» **Material provided**:
*-*-*

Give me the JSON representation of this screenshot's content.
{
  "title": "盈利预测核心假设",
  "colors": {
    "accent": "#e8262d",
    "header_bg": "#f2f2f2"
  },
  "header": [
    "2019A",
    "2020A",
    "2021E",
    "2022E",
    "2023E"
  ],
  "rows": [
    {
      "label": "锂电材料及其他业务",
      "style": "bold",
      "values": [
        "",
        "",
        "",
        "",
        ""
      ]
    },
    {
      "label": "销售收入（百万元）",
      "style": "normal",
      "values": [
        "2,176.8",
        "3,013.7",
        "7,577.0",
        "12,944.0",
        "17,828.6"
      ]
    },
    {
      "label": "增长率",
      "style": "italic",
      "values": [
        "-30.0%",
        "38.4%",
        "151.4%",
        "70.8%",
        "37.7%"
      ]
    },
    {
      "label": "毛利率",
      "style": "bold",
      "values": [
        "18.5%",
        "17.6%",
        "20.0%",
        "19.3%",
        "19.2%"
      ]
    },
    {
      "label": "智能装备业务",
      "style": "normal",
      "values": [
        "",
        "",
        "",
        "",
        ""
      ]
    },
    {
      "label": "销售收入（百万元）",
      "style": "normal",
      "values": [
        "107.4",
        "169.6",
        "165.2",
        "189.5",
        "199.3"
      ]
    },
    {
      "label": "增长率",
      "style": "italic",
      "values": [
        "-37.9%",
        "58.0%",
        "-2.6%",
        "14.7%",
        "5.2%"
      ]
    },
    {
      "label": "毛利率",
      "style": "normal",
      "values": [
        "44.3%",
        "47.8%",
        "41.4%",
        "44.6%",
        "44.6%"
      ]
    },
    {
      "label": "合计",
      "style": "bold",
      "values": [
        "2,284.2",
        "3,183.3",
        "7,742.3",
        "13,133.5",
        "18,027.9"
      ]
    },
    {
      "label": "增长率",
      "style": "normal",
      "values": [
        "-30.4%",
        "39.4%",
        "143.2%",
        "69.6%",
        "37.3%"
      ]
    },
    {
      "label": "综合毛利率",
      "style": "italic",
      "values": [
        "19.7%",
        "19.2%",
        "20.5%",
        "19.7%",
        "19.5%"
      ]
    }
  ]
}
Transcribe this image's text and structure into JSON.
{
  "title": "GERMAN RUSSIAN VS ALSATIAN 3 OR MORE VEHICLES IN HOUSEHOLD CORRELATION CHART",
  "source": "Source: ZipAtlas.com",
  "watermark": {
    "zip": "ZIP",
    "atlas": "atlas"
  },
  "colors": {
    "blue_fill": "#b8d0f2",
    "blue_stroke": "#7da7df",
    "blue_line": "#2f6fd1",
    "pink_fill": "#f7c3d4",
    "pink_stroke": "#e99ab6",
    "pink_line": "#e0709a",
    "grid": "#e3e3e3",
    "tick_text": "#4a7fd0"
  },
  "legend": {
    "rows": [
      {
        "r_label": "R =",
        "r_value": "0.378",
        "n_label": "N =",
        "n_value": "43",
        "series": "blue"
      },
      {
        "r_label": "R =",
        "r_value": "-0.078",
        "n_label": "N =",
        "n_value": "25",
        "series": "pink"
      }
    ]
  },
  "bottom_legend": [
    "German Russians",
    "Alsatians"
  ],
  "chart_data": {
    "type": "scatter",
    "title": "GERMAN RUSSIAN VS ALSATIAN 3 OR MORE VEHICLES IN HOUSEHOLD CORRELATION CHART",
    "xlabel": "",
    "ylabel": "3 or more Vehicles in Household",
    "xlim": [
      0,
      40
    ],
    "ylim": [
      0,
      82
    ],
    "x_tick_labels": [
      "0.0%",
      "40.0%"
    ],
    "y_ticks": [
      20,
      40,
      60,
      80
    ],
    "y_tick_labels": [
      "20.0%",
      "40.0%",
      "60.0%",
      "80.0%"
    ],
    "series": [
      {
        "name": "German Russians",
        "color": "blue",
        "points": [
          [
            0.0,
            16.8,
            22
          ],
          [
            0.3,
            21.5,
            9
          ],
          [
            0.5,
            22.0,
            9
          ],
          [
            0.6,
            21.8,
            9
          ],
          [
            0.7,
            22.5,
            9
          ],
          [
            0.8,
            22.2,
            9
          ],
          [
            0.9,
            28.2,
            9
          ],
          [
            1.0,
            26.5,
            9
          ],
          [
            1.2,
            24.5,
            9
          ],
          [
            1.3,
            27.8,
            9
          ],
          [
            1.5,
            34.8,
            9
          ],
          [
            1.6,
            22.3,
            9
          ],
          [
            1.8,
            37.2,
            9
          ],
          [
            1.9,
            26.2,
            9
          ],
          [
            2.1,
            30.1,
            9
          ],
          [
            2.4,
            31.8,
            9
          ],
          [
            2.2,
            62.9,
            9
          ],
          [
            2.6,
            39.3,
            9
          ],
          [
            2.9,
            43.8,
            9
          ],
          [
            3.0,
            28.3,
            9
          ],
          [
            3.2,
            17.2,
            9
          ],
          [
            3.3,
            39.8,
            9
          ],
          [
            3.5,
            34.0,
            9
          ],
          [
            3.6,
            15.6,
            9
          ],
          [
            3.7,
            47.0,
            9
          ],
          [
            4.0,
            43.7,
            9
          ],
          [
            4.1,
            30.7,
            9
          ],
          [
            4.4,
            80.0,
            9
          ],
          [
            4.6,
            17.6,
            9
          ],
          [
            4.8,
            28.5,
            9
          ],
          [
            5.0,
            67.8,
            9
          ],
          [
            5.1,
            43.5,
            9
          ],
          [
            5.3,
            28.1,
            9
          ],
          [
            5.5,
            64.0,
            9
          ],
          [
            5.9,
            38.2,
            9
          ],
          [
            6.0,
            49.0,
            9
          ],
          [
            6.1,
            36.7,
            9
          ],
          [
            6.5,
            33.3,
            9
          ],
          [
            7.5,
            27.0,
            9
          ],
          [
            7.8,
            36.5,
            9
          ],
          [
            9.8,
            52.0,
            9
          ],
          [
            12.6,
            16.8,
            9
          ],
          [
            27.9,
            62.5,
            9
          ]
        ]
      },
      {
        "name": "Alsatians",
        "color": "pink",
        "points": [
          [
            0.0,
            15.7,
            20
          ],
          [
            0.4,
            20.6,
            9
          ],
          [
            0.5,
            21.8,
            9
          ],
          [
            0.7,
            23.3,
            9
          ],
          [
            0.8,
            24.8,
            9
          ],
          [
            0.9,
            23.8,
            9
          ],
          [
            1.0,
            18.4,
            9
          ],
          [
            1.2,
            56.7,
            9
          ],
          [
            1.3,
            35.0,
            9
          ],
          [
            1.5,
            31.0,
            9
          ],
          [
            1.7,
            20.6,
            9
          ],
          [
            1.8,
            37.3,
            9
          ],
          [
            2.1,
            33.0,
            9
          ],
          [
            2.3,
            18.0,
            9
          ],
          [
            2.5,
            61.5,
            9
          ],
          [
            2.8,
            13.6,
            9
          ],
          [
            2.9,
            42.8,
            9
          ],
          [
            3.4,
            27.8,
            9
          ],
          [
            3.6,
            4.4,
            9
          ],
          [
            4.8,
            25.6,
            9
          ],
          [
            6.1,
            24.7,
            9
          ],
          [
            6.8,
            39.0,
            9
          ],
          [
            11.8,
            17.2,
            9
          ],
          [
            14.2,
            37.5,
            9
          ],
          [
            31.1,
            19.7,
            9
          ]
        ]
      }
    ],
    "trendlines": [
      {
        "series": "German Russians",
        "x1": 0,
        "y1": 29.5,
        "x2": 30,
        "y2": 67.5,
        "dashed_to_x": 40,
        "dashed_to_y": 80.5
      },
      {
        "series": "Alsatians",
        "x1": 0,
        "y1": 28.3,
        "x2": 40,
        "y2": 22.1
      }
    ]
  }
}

*-*-*

» **What you are asked to do**: Reproduce the entries above in full, verbatim.

» **Answer in full**:
Give me the JSON representation of this screenshot's content.
{
  "title": "盈利预测核心假设",
  "colors": {
    "accent": "#e8262d",
    "header_bg": "#f2f2f2"
  },
  "header": [
    "2019A",
    "2020A",
    "2021E",
    "2022E",
    "2023E"
  ],
  "rows": [
    {
      "label": "锂电材料及其他业务",
      "style": "bold",
      "values": [
        "",
        "",
        "",
        "",
        ""
      ]
    },
    {
      "label": "销售收入（百万元）",
      "style": "normal",
      "values": [
        "2,176.8",
        "3,013.7",
        "7,577.0",
        "12,944.0",
        "17,828.6"
      ]
    },
    {
      "label": "增长率",
      "style": "italic",
      "values": [
        "-30.0%",
        "38.4%",
        "151.4%",
        "70.8%",
        "37.7%"
      ]
    },
    {
      "label": "毛利率",
      "style": "bold",
      "values": [
        "18.5%",
        "17.6%",
        "20.0%",
        "19.3%",
        "19.2%"
      ]
    },
    {
      "label": "智能装备业务",
      "style": "normal",
      "values": [
        "",
        "",
        "",
        "",
        ""
      ]
    },
    {
      "label": "销售收入（百万元）",
      "style": "normal",
      "values": [
        "107.4",
        "169.6",
        "165.2",
        "189.5",
        "199.3"
      ]
    },
    {
      "label": "增长率",
      "style": "italic",
      "values": [
        "-37.9%",
        "58.0%",
        "-2.6%",
        "14.7%",
        "5.2%"
      ]
    },
    {
      "label": "毛利率",
      "style": "normal",
      "values": [
        "44.3%",
        "47.8%",
        "41.4%",
        "44.6%",
        "44.6%"
      ]
    },
    {
      "label": "合计",
      "style": "bold",
      "values": [
        "2,284.2",
        "3,183.3",
        "7,742.3",
        "13,133.5",
        "18,027.9"
      ]
    },
    {
      "label": "增长率",
      "style": "normal",
      "values": [
        "-30.4%",
        "39.4%",
        "143.2%",
        "69.6%",
        "37.3%"
      ]
    },
    {
      "label": "综合毛利率",
      "style": "italic",
      "values": [
        "19.7%",
        "19.2%",
        "20.5%",
        "19.7%",
        "19.5%"
      ]
    }
  ]
}
Transcribe this image's text and structure into JSON.
{
  "title": "GERMAN RUSSIAN VS ALSATIAN 3 OR MORE VEHICLES IN HOUSEHOLD CORRELATION CHART",
  "source": "Source: ZipAtlas.com",
  "watermark": {
    "zip": "ZIP",
    "atlas": "atlas"
  },
  "colors": {
    "blue_fill": "#b8d0f2",
    "blue_stroke": "#7da7df",
    "blue_line": "#2f6fd1",
    "pink_fill": "#f7c3d4",
    "pink_stroke": "#e99ab6",
    "pink_line": "#e0709a",
    "grid": "#e3e3e3",
    "tick_text": "#4a7fd0"
  },
  "legend": {
    "rows": [
      {
        "r_label": "R =",
        "r_value": "0.378",
        "n_label": "N =",
        "n_value": "43",
        "series": "blue"
      },
      {
        "r_label": "R =",
        "r_value": "-0.078",
        "n_label": "N =",
        "n_value": "25",
        "series": "pink"
      }
    ]
  },
  "bottom_legend": [
    "German Russians",
    "Alsatians"
  ],
  "chart_data": {
    "type": "scatter",
    "title": "GERMAN RUSSIAN VS ALSATIAN 3 OR MORE VEHICLES IN HOUSEHOLD CORRELATION CHART",
    "xlabel": "",
    "ylabel": "3 or more Vehicles in Household",
    "xlim": [
      0,
      40
    ],
    "ylim": [
      0,
      82
    ],
    "x_tick_labels": [
      "0.0%",
      "40.0%"
    ],
    "y_ticks": [
      20,
      40,
      60,
      80
    ],
    "y_tick_labels": [
      "20.0%",
      "40.0%",
      "60.0%",
      "80.0%"
    ],
    "series": [
      {
        "name": "German Russians",
        "color": "blue",
        "points": [
          [
            0.0,
            16.8,
            22
          ],
          [
            0.3,
            21.5,
            9
          ],
          [
            0.5,
            22.0,
            9
          ],
          [
            0.6,
            21.8,
            9
          ],
          [
            0.7,
            22.5,
            9
          ],
          [
            0.8,
            22.2,
            9
          ],
          [
            0.9,
            28.2,
            9
          ],
          [
            1.0,
            26.5,
            9
          ],
          [
            1.2,
            24.5,
            9
          ],
          [
            1.3,
            27.8,
            9
          ],
          [
            1.5,
            34.8,
            9
          ],
          [
            1.6,
            22.3,
            9
          ],
          [
            1.8,
            37.2,
            9
          ],
          [
            1.9,
            26.2,
            9
          ],
          [
            2.1,
            30.1,
            9
          ],
          [
            2.4,
            31.8,
            9
          ],
          [
            2.2,
            62.9,
            9
          ],
          [
            2.6,
            39.3,
            9
          ],
          [
            2.9,
            43.8,
            9
          ],
          [
            3.0,
            28.3,
            9
          ],
          [
            3.2,
            17.2,
            9
          ],
          [
            3.3,
            39.8,
            9
          ],
          [
            3.5,
            34.0,
            9
          ],
          [
            3.6,
            15.6,
            9
          ],
          [
            3.7,
            47.0,
            9
          ],
          [
            4.0,
            43.7,
            9
          ],
          [
            4.1,
            30.7,
            9
          ],
          [
            4.4,
            80.0,
            9
          ],
          [
            4.6,
            17.6,
            9
          ],
          [
            4.8,
            28.5,
            9
          ],
          [
            5.0,
            67.8,
            9
          ],
          [
            5.1,
            43.5,
            9
          ],
          [
            5.3,
            28.1,
            9
          ],
          [
            5.5,
            64.0,
            9
          ],
          [
            5.9,
            38.2,
            9
          ],
          [
            6.0,
            49.0,
            9
          ],
          [
            6.1,
            36.7,
            9
          ],
          [
            6.5,
            33.3,
            9
          ],
          [
            7.5,
            27.0,
            9
          ],
          [
            7.8,
            36.5,
            9
          ],
          [
            9.8,
            52.0,
            9
          ],
          [
            12.6,
            16.8,
            9
          ],
          [
            27.9,
            62.5,
            9
          ]
        ]
      },
      {
        "name": "Alsatians",
        "color": "pink",
        "points": [
          [
            0.0,
            15.7,
            20
          ],
          [
            0.4,
            20.6,
            9
          ],
          [
            0.5,
            21.8,
            9
          ],
          [
            0.7,
            23.3,
            9
          ],
          [
            0.8,
            24.8,
            9
          ],
          [
            0.9,
            23.8,
            9
          ],
          [
            1.0,
            18.4,
            9
          ],
          [
            1.2,
            56.7,
            9
          ],
          [
            1.3,
            35.0,
            9
          ],
          [
            1.5,
            31.0,
            9
          ],
          [
            1.7,
            20.6,
            9
          ],
          [
            1.8,
            37.3,
            9
          ],
          [
            2.1,
            33.0,
            9
          ],
          [
            2.3,
            18.0,
            9
          ],
          [
            2.5,
            61.5,
            9
          ],
          [
            2.8,
            13.6,
            9
          ],
          [
            2.9,
            42.8,
            9
          ],
          [
            3.4,
            27.8,
            9
          ],
          [
            3.6,
            4.4,
            9
          ],
          [
            4.8,
            25.6,
            9
          ],
          [
            6.1,
            24.7,
            9
          ],
          [
            6.8,
            39.0,
            9
          ],
          [
            11.8,
            17.2,
            9
          ],
          [
            14.2,
            37.5,
            9
          ],
          [
            31.1,
            19.7,
            9
          ]
        ]
      }
    ],
    "trendlines": [
      {
        "series": "German Russians",
        "x1": 0,
        "y1": 29.5,
        "x2": 30,
        "y2": 67.5,
        "dashed_to_x": 40,
        "dashed_to_y": 80.5
      },
      {
        "series": "Alsatians",
        "x1": 0,
        "y1": 28.3,
        "x2": 40,
        "y2": 22.1
      }
    ]
  }
}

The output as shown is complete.